YOUR GOAL — Pull every line containing the word "always" from the records.

(Dataset items)

===============

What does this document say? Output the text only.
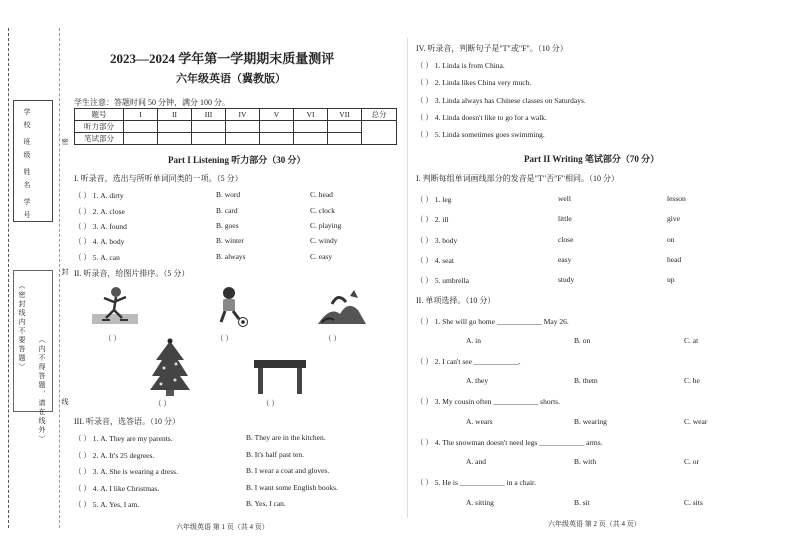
学 校
班 级
姓 名
学 号
密
封
线
（密封线内不要答题）
（内不得答题，请在线外）
2023—2024 学年第一学期期末质量测评
六年级英语（冀教版）
学生注意：答题时间 50 分钟，满分 100 分。
题号	I	II	III	IV	V	VI	VII	总分
听力部分								
笔试部分								
Part I Listening 听力部分（30 分）
I. 听录音，选出与所听单词同类的一项。（5 分）
（ ） 1. A. dirty	B. word	C. head
（ ） 2. A. close	B. card	C. clock
（ ） 3. A. found	B. goes	C. playing
（ ） 4. A. body	B. winter	C. windy
（ ） 5. A. can	B. always	C. easy
II. 听录音，给图片排序。（5 分）
（ ）	（ ）	（ ）
（ ）	（ ）
III. 听录音，选答语。（10 分）
（ ） 1. A. They are my parents.	B. They are in the kitchen.
（ ） 2. A. It's 25 degrees.	B. It's half past ten.
（ ） 3. A. She is wearing a dress.	B. I wear a coat and gloves.
（ ） 4. A. I like Christmas.	B. I want some English books.
（ ） 5. A. Yes, I am.	B. Yes, I can.
六年级英语 第 1 页（共 4 页）
IV. 听录音，判断句子是"T"或"F"。（10 分）
（ ） 1. Linda is from China.
（ ） 2. Linda likes China very much.
（ ） 3. Linda always has Chinese classes on Saturdays.
（ ） 4. Linda doesn't like to go for a walk.
（ ） 5. Linda sometimes goes swimming.
Part II Writing 笔试部分（70 分）
I. 判断每组单词画线部分的发音是"T"否"F"相同。（10 分）
（ ） 1. leg	well	lesson
（ ） 2. ill	little	give
（ ） 3. body	close	on
（ ） 4. seat	easy	head
（ ） 5. umbrella	study	up
II. 单项选择。（10 分）
（ ） 1. She will go home ____________ May 26.
A. in	B. on	C. at
（ ） 2. I can't see ____________.
A. they	B. them	C. he
（ ） 3. My cousin often ____________ shorts.
A. wears	B. wearing	C. wear
（ ） 4. The snowman doesn't need legs ____________ arms.
A. and	B. with	C. or
（ ） 5. He is ____________ in a chair.
A. sitting	B. sit	C. sits
六年级英语 第 2 页（共 4 页）
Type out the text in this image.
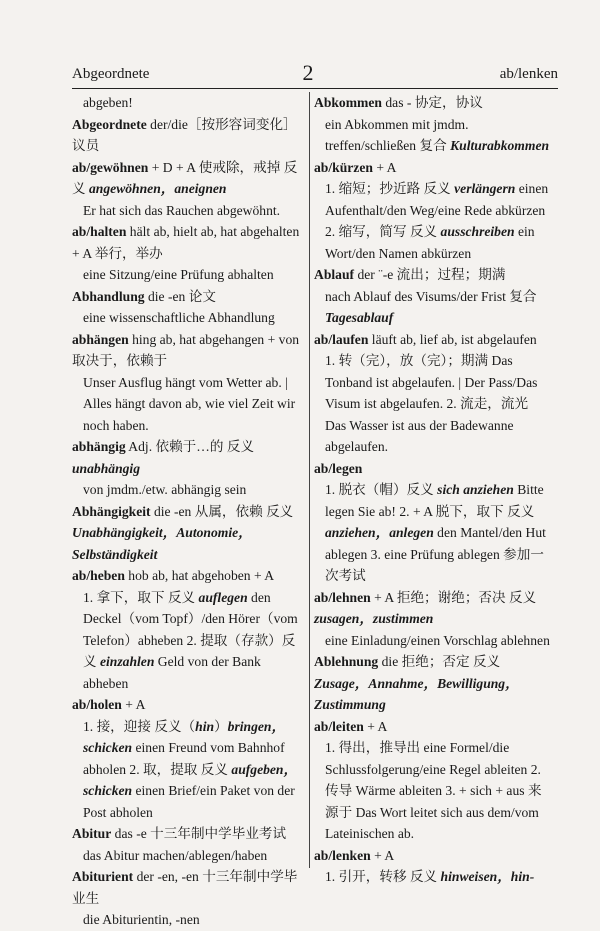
Abgeordnete	2	ab/lenken

abgeben!

Abgeordnete der/die［按形容词变化］议员

ab/gewöhnen + D + A 使戒除，戒掉 反义 angewöhnen，aneignen
Er hat sich das Rauchen abgewöhnt.

ab/halten hält ab, hielt ab, hat abgehalten + A 举行，举办
eine Sitzung/eine Prüfung abhalten

Abhandlung die -en 论文
eine wissenschaftliche Abhandlung

abhängen hing ab, hat abgehangen + von 取决于，依赖于
Unser Ausflug hängt vom Wetter ab. | Alles hängt davon ab, wie viel Zeit wir noch haben.

abhängig Adj. 依赖于…的 反义 unabhängig
von jmdm./etw. abhängig sein

Abhängigkeit die -en 从属，依赖 反义 Unabhängigkeit，Autonomie，Selbständigkeit

ab/heben hob ab, hat abgehoben + A
1. 拿下，取下 反义 auflegen den Deckel（vom Topf）/den Hörer（vom Telefon）abheben 2. 提取（存款）反义 einzahlen Geld von der Bank abheben

ab/holen + A
1. 接，迎接 反义（hin）bringen，schicken einen Freund vom Bahnhof abholen 2. 取，提取 反义 aufgeben，schicken einen Brief/ein Paket von der Post abholen

Abitur das -e 十三年制中学毕业考试
das Abitur machen/ablegen/haben

Abiturient der -en, -en 十三年制中学毕业生
die Abiturientin, -nen

Abkommen das - 协定，协议
ein Abkommen mit jmdm. treffen/schließen 复合 Kulturabkommen

ab/kürzen + A
1. 缩短；抄近路 反义 verlängern einen Aufenthalt/den Weg/eine Rede abkürzen 2. 缩写，简写 反义 ausschreiben ein Wort/den Namen abkürzen

Ablauf der ¨-e 流出；过程；期满
nach Ablauf des Visums/der Frist 复合 Tagesablauf

ab/laufen läuft ab, lief ab, ist abgelaufen
1. 转（完），放（完）；期满 Das Tonband ist abgelaufen. | Der Pass/Das Visum ist abgelaufen. 2. 流走，流光 Das Wasser ist aus der Badewanne abgelaufen.

ab/legen
1. 脱衣（帽）反义 sich anziehen Bitte legen Sie ab! 2. + A 脱下，取下 反义 anziehen，anlegen den Mantel/den Hut ablegen 3. eine Prüfung ablegen 参加一次考试

ab/lehnen + A 拒绝；谢绝；否决 反义 zusagen，zustimmen
eine Einladung/einen Vorschlag ablehnen

Ablehnung die 拒绝；否定 反义 Zusage，Annahme，Bewilligung，Zustimmung

ab/leiten + A
1. 得出，推导出 eine Formel/die Schlussfolgerung/eine Regel ableiten 2. 传导 Wärme ableiten 3. + sich + aus 来源于 Das Wort leitet sich aus dem/vom Lateinischen ab.

ab/lenken + A
1. 引开，转移 反义 hinweisen，hin-
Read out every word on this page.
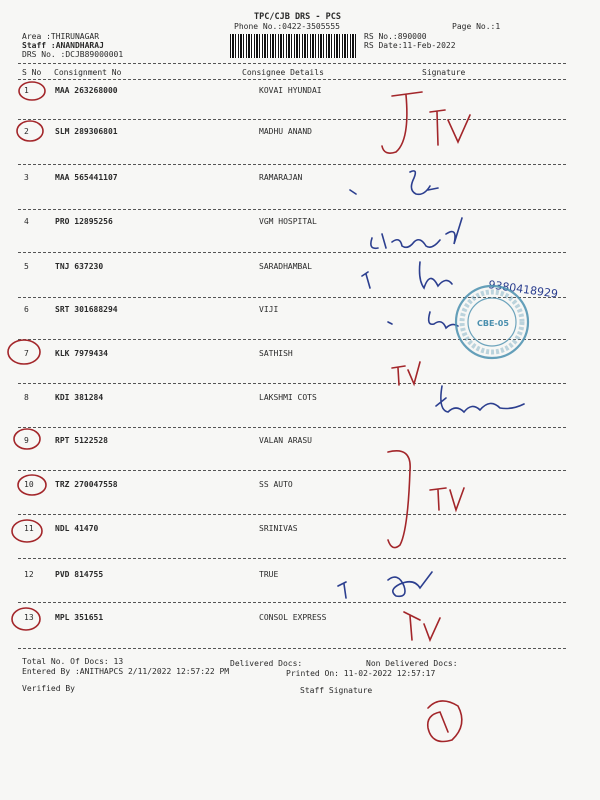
TPC/CJB DRS - PCS
Phone No.:0422-3505555	Page No.:1
Area :THIRUNAGAR
Staff :ANANDHARAJ
DRS No. :DCJB89000001
RS No.:890000
RS Date:11-Feb-2022
S No Consignment No	Consignee Details	Signature
1	MAA 263268000	KOVAI HYUNDAI
2	SLM 289306801	MADHU ANAND
3	MAA 565441107	RAMARAJAN
4	PRO 12895256	VGM HOSPITAL
5	TNJ 637230	SARADHAMBAL
6	SRT 301688294	VIJI
7	KLK 7979434	SATHISH
8	KDI 381284	LAKSHMI COTS
9	RPT 5122528	VALAN ARASU
10	TRZ 270047558	SS AUTO
11	NDL 41470	SRINIVAS
12	PVD 814755	TRUE
13	MPL 351651	CONSOL EXPRESS
Total No. Of Docs: 13	Delivered Docs:	Non Delivered Docs:
Entered By :ANITHAPCS 2/11/2022 12:57:22 PM	Printed On: 11-02-2022 12:57:17
Verified By	Staff Signature
9380418929
CBE-05
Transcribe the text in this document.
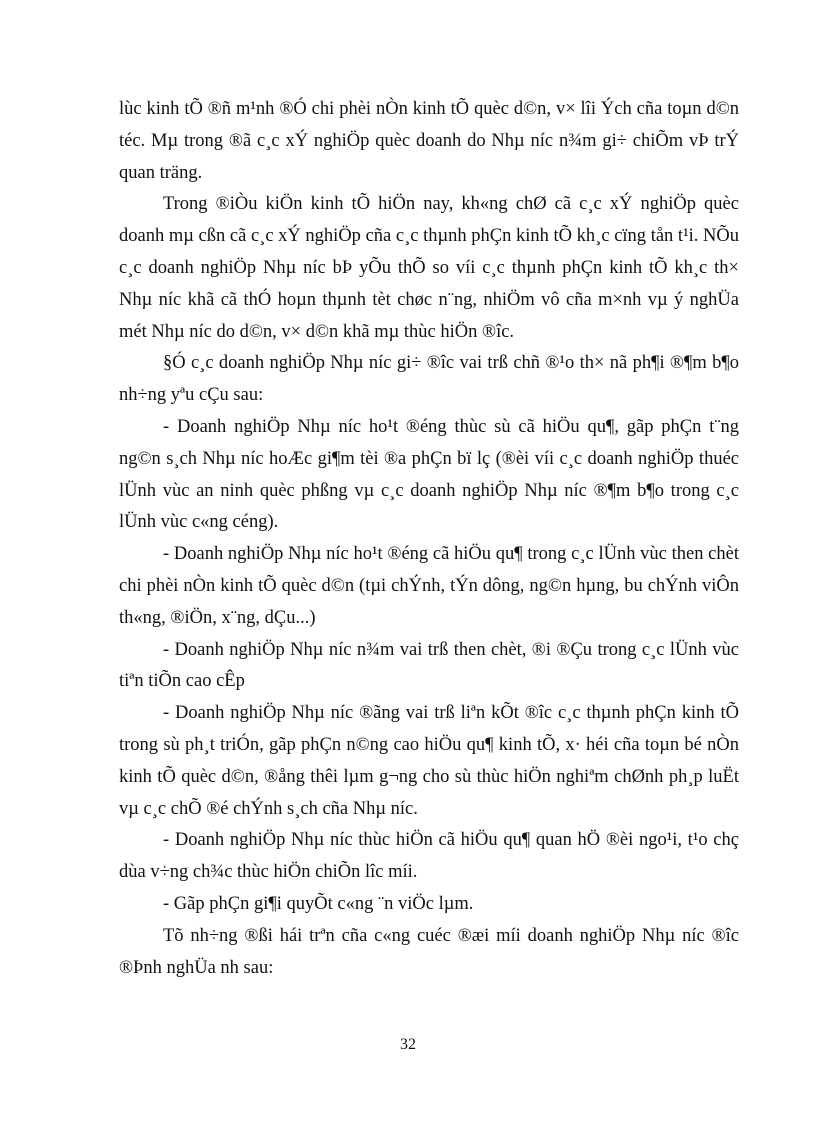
lùc kinh tÕ ®ñ m¹nh ®Ó chi phèi nÒn kinh tÕ quèc d©n, v× lîi Ých cña toµn d©n téc. Mµ trong ®ã c¸c xÝ nghiÖp quèc doanh do Nhµ níc n¾m gi÷ chiÕm vÞ trÝ quan träng.

Trong ®iÒu kiÖn kinh tÕ hiÖn nay, kh«ng chØ cã c¸c xÝ nghiÖp quèc doanh mµ cßn cã c¸c xÝ nghiÖp cña c¸c thµnh phÇn kinh tÕ kh¸c cïng tån t¹i. NÕu c¸c doanh nghiÖp Nhµ níc bÞ yÕu thÕ so víi c¸c thµnh phÇn kinh tÕ kh¸c th× Nhµ níc khã cã thÓ hoµn thµnh tèt chøc n¨ng, nhiÖm vô cña m×nh vµ ý nghÜa mét Nhµ níc do d©n, v× d©n khã mµ thùc hiÖn ®îc.

§Ó c¸c doanh nghiÖp Nhµ níc gi÷ ®îc vai trß chñ ®¹o th× nã ph¶i ®¶m b¶o nh÷ng yªu cÇu sau:

- Doanh nghiÖp Nhµ níc ho¹t ®éng thùc sù cã hiÖu qu¶, gãp phÇn t¨ng ng©n s¸ch Nhµ níc hoÆc gi¶m tèi ®a phÇn bï lç (®èi víi c¸c doanh nghiÖp thuéc lÜnh vùc an ninh quèc phßng vµ c¸c doanh nghiÖp Nhµ níc ®¶m b¶o trong c¸c lÜnh vùc c«ng céng).

- Doanh nghiÖp Nhµ níc ho¹t ®éng cã hiÖu qu¶ trong c¸c lÜnh vùc then chèt chi phèi nÒn kinh tÕ quèc d©n (tµi chÝnh, tÝn dông, ng©n hµng, bu chÝnh viÔn th«ng, ®iÖn, x¨ng, dÇu...)

- Doanh nghiÖp Nhµ níc n¾m vai trß then chèt, ®i ®Çu trong c¸c lÜnh vùc tiªn tiÕn cao cÊp

- Doanh nghiÖp Nhµ níc ®ãng vai trß liªn kÕt ®îc c¸c thµnh phÇn kinh tÕ trong sù ph¸t triÓn, gãp phÇn n©ng cao hiÖu qu¶ kinh tÕ, x· héi cña toµn bé nÒn kinh tÕ quèc d©n, ®ång thêi lµm g¬ng cho sù thùc hiÖn nghiªm chØnh ph¸p luËt vµ c¸c chÕ ®é chÝnh s¸ch cña Nhµ níc.

- Doanh nghiÖp Nhµ níc thùc hiÖn cã hiÖu qu¶ quan hÖ ®èi ngo¹i, t¹o chç dùa v÷ng ch¾c thùc hiÖn chiÕn lîc míi.

- Gãp phÇn gi¶i quyÕt c«ng ¨n viÖc lµm.

Tõ nh÷ng ®ßi hái trªn cña c«ng cuéc ®æi míi doanh nghiÖp Nhµ níc ®îc ®Þnh nghÜa nh sau:

32
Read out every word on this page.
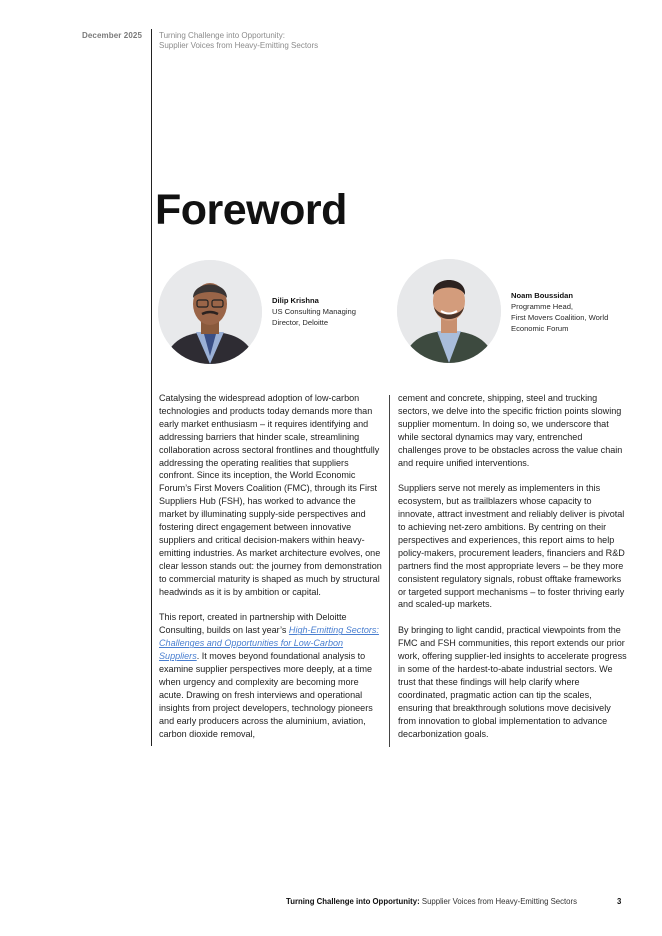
December 2025 Turning Challenge into Opportunity:
Supplier Voices from Heavy-Emitting Sectors
Foreword
Dilip Krishna
US Consulting Managing
Director, Deloitte
Noam Boussidan
Programme Head,
First Movers Coalition, World
Economic Forum

Catalysing the widespread adoption of low-carbon technologies and products today demands more than early market enthusiasm – it requires identifying and addressing barriers that hinder scale, streamlining collaboration across sectoral frontlines and thoughtfully addressing the operating realities that suppliers confront. Since its inception, the World Economic Forum’s First Movers Coalition (FMC), through its First Suppliers Hub (FSH), has worked to advance the market by illuminating supply-side perspectives and fostering direct engagement between innovative suppliers and critical decision-makers within heavy-emitting industries. As market architecture evolves, one clear lesson stands out: the journey from demonstration to commercial maturity is shaped as much by structural headwinds as it is by ambition or capital.

This report, created in partnership with Deloitte Consulting, builds on last year’s High-Emitting Sectors: Challenges and Opportunities for Low-Carbon Suppliers. It moves beyond foundational analysis to examine supplier perspectives more deeply, at a time when urgency and complexity are becoming more acute. Drawing on fresh interviews and operational insights from project developers, technology pioneers and early producers across the aluminium, aviation, carbon dioxide removal,

cement and concrete, shipping, steel and trucking sectors, we delve into the specific friction points slowing supplier momentum. In doing so, we underscore that while sectoral dynamics may vary, entrenched challenges prove to be obstacles across the value chain and require unified interventions.

Suppliers serve not merely as implementers in this ecosystem, but as trailblazers whose capacity to innovate, attract investment and reliably deliver is pivotal to achieving net-zero ambitions. By centring on their perspectives and experiences, this report aims to help policy-makers, procurement leaders, financiers and R&D partners find the most appropriate levers – be they more consistent regulatory signals, robust offtake frameworks or targeted support mechanisms – to foster thriving early and scaled-up markets.

By bringing to light candid, practical viewpoints from the FMC and FSH communities, this report extends our prior work, offering supplier-led insights to accelerate progress in some of the hardest-to-abate industrial sectors. We trust that these findings will help clarify where coordinated, pragmatic action can tip the scales, ensuring that breakthrough solutions move decisively from innovation to global implementation to advance decarbonization goals.

Turning Challenge into Opportunity: Supplier Voices from Heavy-Emitting Sectors	3
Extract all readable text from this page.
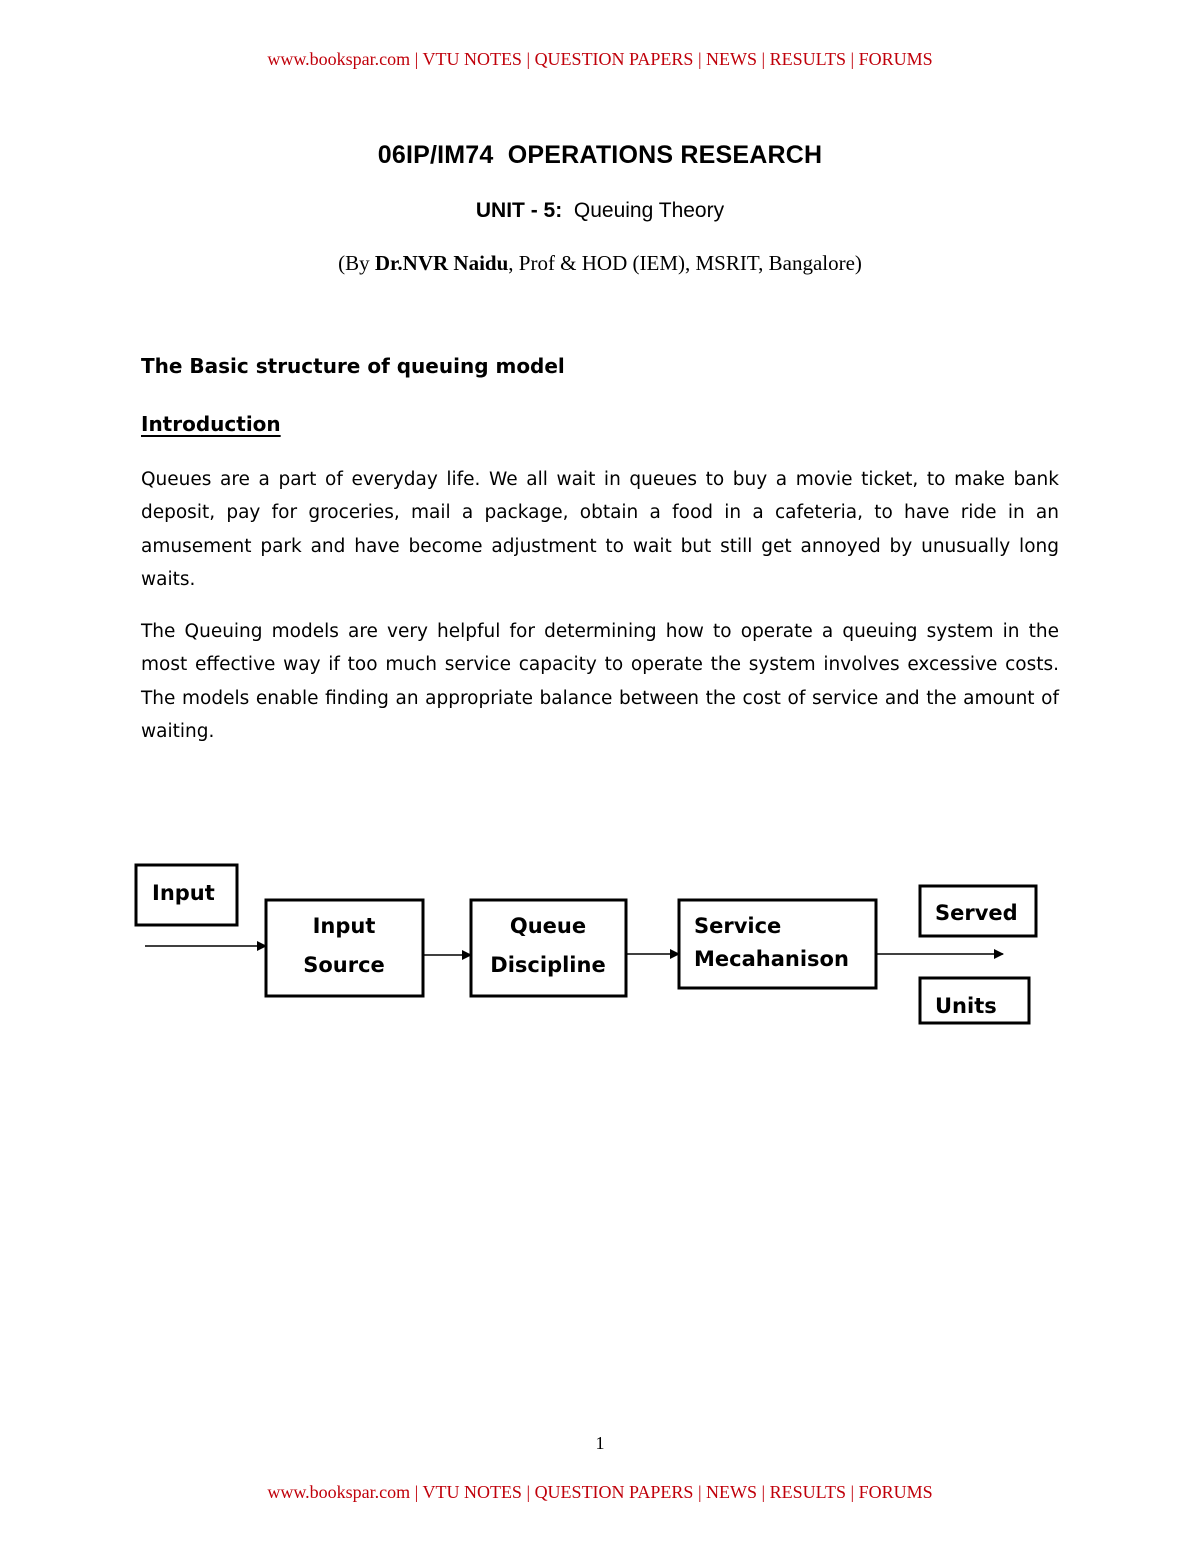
www.bookspar.com | VTU NOTES | QUESTION PAPERS | NEWS | RESULTS | FORUMS
06IP/IM74  OPERATIONS RESEARCH
UNIT - 5: Queuing Theory
(By Dr.NVR Naidu, Prof & HOD (IEM), MSRIT, Bangalore)
The Basic structure of queuing model
Introduction

Queues are a part of everyday life. We all wait in queues to buy a movie ticket, to make bank deposit, pay for groceries, mail a package, obtain a food in a cafeteria, to have ride in an amusement park and have become adjustment to wait but still get annoyed by unusually long waits.

The Queuing models are very helpful for determining how to operate a queuing system in the most effective way if too much service capacity to operate the system involves excessive costs. The models enable finding an appropriate balance between the cost of service and the amount of waiting.

Input
Input
Source
Queue
Discipline
Service
Mecahanison
Served
Units
1
www.bookspar.com | VTU NOTES | QUESTION PAPERS | NEWS | RESULTS | FORUMS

===============

THE SOLUTION —
（ ） 5. A. can	B. always	C. easy
（ ） 3. Linda always has Chinese classes on Saturdays.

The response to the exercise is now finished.